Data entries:
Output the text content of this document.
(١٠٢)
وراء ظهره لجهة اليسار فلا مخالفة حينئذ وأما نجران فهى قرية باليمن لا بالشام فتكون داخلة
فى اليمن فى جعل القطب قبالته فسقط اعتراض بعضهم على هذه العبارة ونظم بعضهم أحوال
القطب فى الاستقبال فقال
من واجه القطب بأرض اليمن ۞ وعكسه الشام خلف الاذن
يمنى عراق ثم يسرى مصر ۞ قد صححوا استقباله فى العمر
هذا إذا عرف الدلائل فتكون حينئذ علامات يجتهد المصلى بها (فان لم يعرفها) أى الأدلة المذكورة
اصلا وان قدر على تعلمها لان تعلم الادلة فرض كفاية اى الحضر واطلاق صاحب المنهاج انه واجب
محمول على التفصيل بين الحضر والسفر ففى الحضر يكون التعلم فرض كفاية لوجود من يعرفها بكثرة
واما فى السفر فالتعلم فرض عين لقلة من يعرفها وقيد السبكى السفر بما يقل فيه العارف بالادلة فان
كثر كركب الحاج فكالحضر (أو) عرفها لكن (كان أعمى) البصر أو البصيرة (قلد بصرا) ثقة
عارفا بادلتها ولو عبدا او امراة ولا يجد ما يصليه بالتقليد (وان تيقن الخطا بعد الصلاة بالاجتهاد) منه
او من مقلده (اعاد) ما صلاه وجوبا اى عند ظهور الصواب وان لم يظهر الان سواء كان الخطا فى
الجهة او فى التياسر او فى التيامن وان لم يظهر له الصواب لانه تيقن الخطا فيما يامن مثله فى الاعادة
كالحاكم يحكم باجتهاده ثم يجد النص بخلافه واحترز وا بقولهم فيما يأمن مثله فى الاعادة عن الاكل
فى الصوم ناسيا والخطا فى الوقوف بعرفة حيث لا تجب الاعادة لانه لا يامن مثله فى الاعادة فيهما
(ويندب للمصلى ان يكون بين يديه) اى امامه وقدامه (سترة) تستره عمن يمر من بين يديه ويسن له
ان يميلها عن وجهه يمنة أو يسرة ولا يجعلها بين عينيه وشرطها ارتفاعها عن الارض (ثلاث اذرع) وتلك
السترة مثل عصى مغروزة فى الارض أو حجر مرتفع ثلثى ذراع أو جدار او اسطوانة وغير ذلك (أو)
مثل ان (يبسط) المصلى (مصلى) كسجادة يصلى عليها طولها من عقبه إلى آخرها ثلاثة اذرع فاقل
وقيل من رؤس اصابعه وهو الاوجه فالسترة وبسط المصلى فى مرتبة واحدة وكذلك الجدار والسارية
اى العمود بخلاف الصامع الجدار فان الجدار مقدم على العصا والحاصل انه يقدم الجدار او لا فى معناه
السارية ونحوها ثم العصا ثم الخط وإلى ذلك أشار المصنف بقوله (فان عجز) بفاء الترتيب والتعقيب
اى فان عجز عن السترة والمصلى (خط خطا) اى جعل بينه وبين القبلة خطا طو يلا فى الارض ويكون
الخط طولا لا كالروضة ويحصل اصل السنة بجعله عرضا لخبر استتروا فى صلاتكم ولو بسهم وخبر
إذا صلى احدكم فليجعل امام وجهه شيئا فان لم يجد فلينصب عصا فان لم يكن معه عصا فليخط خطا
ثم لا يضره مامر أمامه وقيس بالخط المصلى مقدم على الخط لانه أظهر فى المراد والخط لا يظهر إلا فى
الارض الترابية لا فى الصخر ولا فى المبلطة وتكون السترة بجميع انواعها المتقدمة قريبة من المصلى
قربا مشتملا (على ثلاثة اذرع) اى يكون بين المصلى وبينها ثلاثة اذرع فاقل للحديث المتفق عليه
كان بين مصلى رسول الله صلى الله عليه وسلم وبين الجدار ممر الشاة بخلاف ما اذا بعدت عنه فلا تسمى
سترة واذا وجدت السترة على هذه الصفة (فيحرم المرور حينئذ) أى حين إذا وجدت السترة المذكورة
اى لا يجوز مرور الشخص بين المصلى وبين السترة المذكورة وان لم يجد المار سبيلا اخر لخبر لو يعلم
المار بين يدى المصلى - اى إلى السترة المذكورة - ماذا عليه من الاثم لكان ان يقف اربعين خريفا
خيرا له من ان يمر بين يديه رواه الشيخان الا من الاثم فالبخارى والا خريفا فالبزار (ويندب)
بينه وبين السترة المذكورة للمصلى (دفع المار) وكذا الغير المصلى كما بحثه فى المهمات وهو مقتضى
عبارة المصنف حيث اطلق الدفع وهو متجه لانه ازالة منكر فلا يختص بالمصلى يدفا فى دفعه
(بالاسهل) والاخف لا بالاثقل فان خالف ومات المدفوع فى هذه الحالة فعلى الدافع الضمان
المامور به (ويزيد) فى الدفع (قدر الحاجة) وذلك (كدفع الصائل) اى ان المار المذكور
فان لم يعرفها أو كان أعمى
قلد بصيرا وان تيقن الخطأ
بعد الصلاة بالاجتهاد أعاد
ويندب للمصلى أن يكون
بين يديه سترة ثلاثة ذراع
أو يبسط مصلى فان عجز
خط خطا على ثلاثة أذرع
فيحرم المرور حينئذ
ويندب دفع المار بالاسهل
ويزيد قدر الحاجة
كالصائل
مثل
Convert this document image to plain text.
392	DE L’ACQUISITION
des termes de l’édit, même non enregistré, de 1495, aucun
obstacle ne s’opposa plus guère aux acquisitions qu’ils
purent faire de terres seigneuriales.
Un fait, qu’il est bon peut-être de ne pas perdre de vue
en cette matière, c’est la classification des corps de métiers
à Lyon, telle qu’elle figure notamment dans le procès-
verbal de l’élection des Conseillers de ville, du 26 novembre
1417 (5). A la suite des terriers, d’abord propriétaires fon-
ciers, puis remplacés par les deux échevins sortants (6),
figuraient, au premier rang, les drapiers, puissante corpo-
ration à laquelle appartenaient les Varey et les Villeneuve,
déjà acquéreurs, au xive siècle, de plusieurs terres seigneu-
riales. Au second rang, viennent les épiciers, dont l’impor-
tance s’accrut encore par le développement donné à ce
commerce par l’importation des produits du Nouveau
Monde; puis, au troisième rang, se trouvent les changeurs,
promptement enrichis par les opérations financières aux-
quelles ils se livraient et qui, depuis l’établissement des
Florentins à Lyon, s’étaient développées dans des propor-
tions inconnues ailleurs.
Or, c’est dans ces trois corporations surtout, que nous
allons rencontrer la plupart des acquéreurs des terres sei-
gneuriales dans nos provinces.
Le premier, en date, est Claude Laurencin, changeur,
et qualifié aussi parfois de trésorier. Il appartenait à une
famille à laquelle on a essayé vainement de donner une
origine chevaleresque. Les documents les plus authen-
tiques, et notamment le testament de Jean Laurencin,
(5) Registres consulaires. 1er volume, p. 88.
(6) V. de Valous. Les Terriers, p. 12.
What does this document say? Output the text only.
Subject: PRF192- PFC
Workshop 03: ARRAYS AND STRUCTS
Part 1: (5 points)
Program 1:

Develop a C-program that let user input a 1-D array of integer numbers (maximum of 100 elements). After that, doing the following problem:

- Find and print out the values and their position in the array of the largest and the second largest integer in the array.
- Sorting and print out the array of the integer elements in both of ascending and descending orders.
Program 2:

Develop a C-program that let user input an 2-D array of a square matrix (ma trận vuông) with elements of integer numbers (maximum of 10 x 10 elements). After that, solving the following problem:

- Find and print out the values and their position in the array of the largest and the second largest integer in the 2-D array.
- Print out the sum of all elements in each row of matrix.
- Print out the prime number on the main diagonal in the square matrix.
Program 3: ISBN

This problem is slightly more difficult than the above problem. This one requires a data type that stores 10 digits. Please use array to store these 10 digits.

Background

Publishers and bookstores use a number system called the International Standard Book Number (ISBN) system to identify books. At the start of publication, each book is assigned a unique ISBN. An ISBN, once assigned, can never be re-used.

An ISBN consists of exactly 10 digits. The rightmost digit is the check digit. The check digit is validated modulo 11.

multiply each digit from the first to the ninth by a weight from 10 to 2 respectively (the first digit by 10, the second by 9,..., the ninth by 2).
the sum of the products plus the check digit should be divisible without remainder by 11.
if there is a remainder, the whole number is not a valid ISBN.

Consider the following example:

* PROBLEM DESCRIPTION:
Isolate the lines that hold the word "ISBN" and copy all of them.

* EXPECTED OUTPUT:
Program 3: ISBN
Publishers and bookstores use a number system called the International Standard Book Number (ISBN) system to identify books. At the start of publication, each book is assigned a unique ISBN. An ISBN, once assigned, can never be re-used.
An ISBN consists of exactly 10 digits. The rightmost digit is the check digit. The check digit is validated modulo 11.
if there is a remainder, the whole number is not a valid ISBN.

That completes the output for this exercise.